• Extracted information:
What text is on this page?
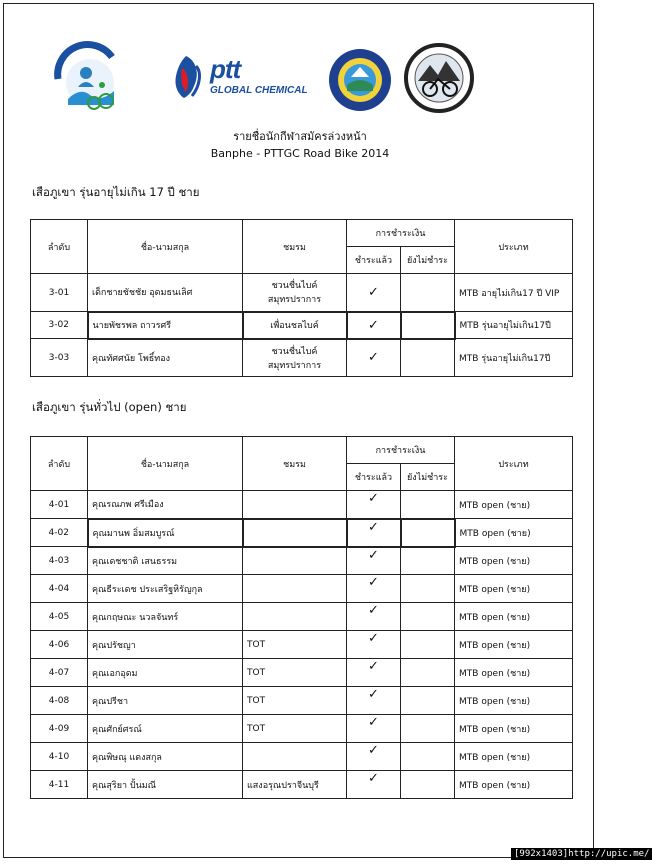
ptt
GLOBAL CHEMICAL
รายชื่อนักกีฬาสมัครล่วงหน้า
Banphe - PTTGC Road Bike 2014
เสือภูเขา รุ่นอายุไม่เกิน 17 ปี ชาย
ลำดับ	ชื่อ-นามสกุล	ชมรม	การชำระเงิน		ประเภท
			ชำระแล้ว	ยังไม่ชำระ	
3-01	เด็กชายชัชชัย อุดมธนเลิศ	ชวนชื่นไบค์ สมุทรปราการ	✓		MTB อายุไม่เกิน17 ปี VIP
3-02	นายพัชรพล ถาวรศรี	เพื่อนชลไบค์	✓		MTB รุ่นอายุไม่เกิน17ปี
3-03	คุณทัศศนัย โพธิ์ทอง	ชวนชื่นไบค์ สมุทรปราการ	✓		MTB รุ่นอายุไม่เกิน17ปี
เสือภูเขา รุ่นทั่วไป (open) ชาย
ลำดับ	ชื่อ-นามสกุล	ชมรม	การชำระเงิน		ประเภท
			ชำระแล้ว	ยังไม่ชำระ	
4-01	คุณรณภพ ศรีเมือง		✓		MTB open (ชาย)
4-02	คุณมานพ อิ่มสมบูรณ์		✓		MTB open (ชาย)
4-03	คุณเดชชาติ เสนธรรม		✓		MTB open (ชาย)
4-04	คุณธีระเดช ประเสริฐหิรัญกุล		✓		MTB open (ชาย)
4-05	คุณกฤษณะ นวลจันทร์		✓		MTB open (ชาย)
4-06	คุณปรัชญา	TOT	✓		MTB open (ชาย)
4-07	คุณเอกอุดม	TOT	✓		MTB open (ชาย)
4-08	คุณปรีชา	TOT	✓		MTB open (ชาย)
4-09	คุณศักย์ศรณ์	TOT	✓		MTB open (ชาย)
4-10	คุณพิษณุ แดงสกุล		✓		MTB open (ชาย)
4-11	คุณสุริยา ปั้นมณี	แสงอรุณปราจีนบุรี	✓		MTB open (ชาย)
[992x1403]http://upic.me/
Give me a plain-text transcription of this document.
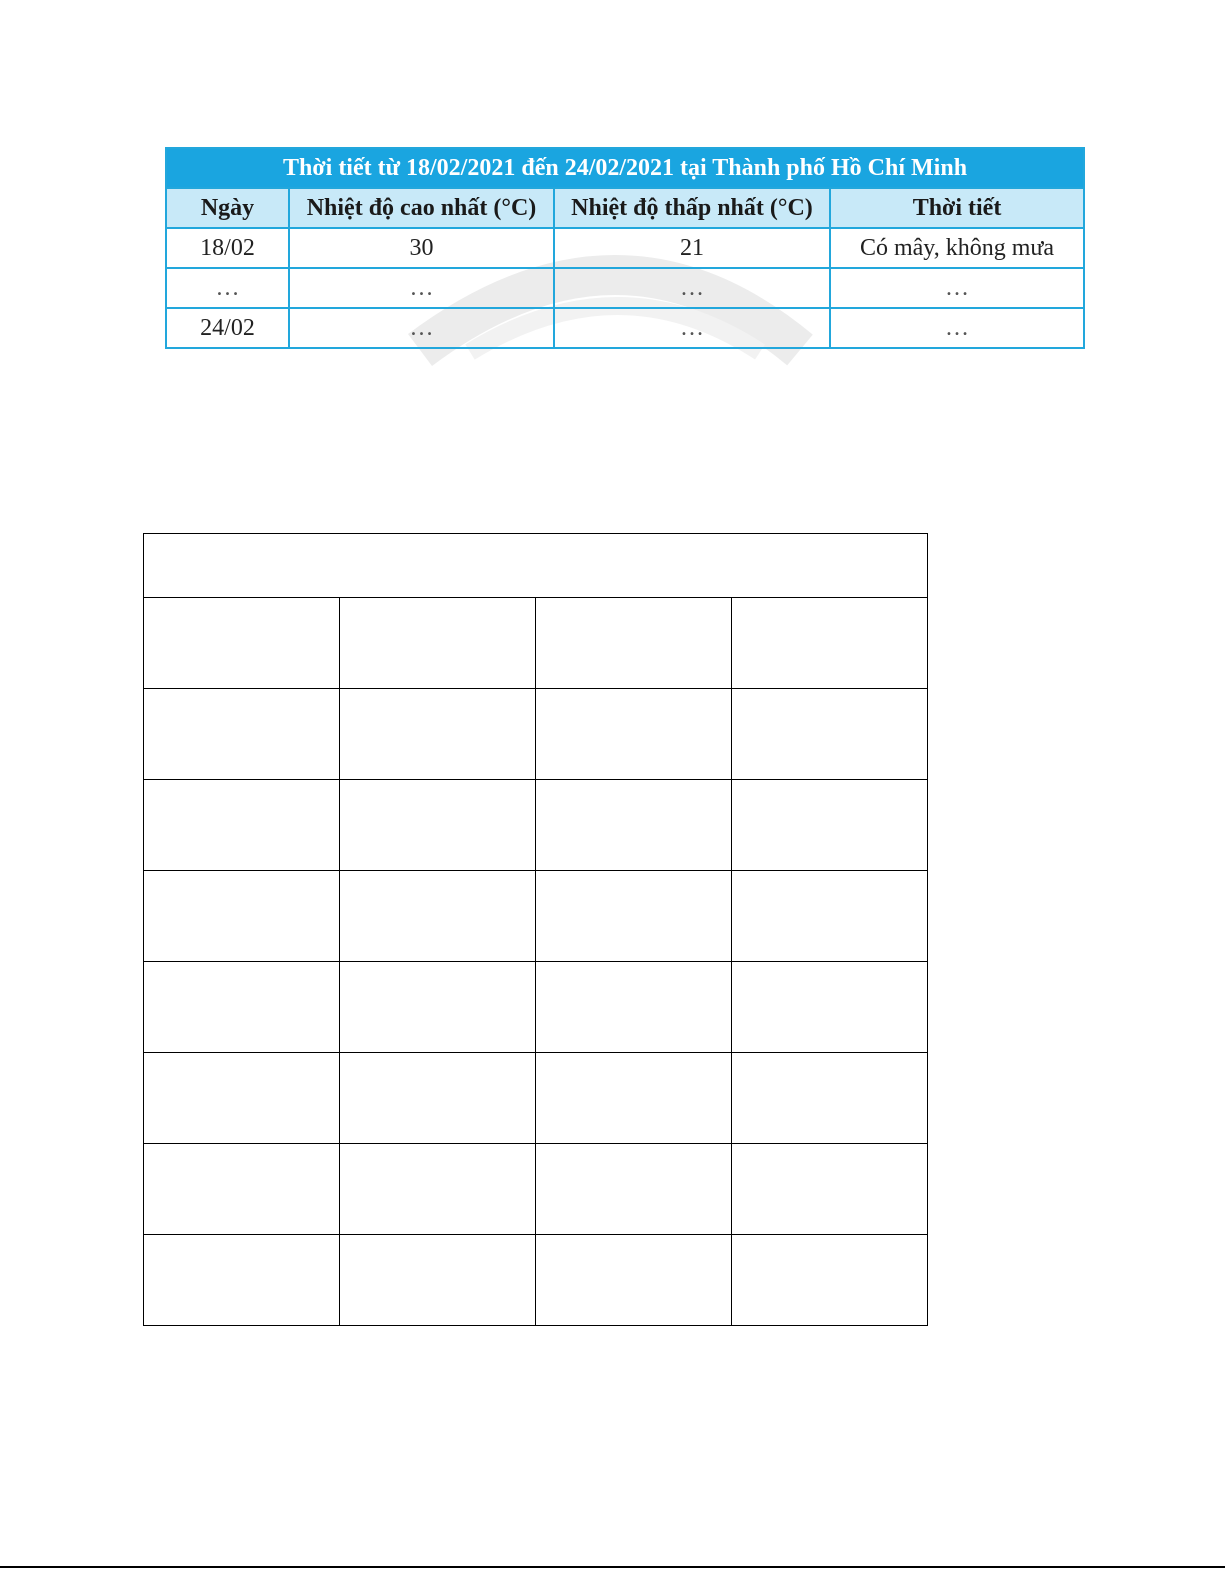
Thời tiết từ 18/02/2021 đến 24/02/2021 tại Thành phố Hồ Chí Minh			
Ngày	Nhiệt độ cao nhất (°C)	Nhiệt độ thấp nhất (°C)	Thời tiết
18/02	30	21	Có mây, không mưa
…	…	…	…
24/02	…	…	…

• Task description:
Extract the run of lines from the line holding "Give me a plain-text" through the final line of the material above, exactly and inclusively. Leave the pictures behind.

• Exercise response:
Give me a plain-text transcription of this document.
Thời tiết từ 18/02/2021 đến 24/02/2021 tại Thành phố Hồ Chí Minh			
Ngày	Nhiệt độ cao nhất (°C)	Nhiệt độ thấp nhất (°C)	Thời tiết
18/02	30	21	Có mây, không mưa
…	…	…	…
24/02	…	…	…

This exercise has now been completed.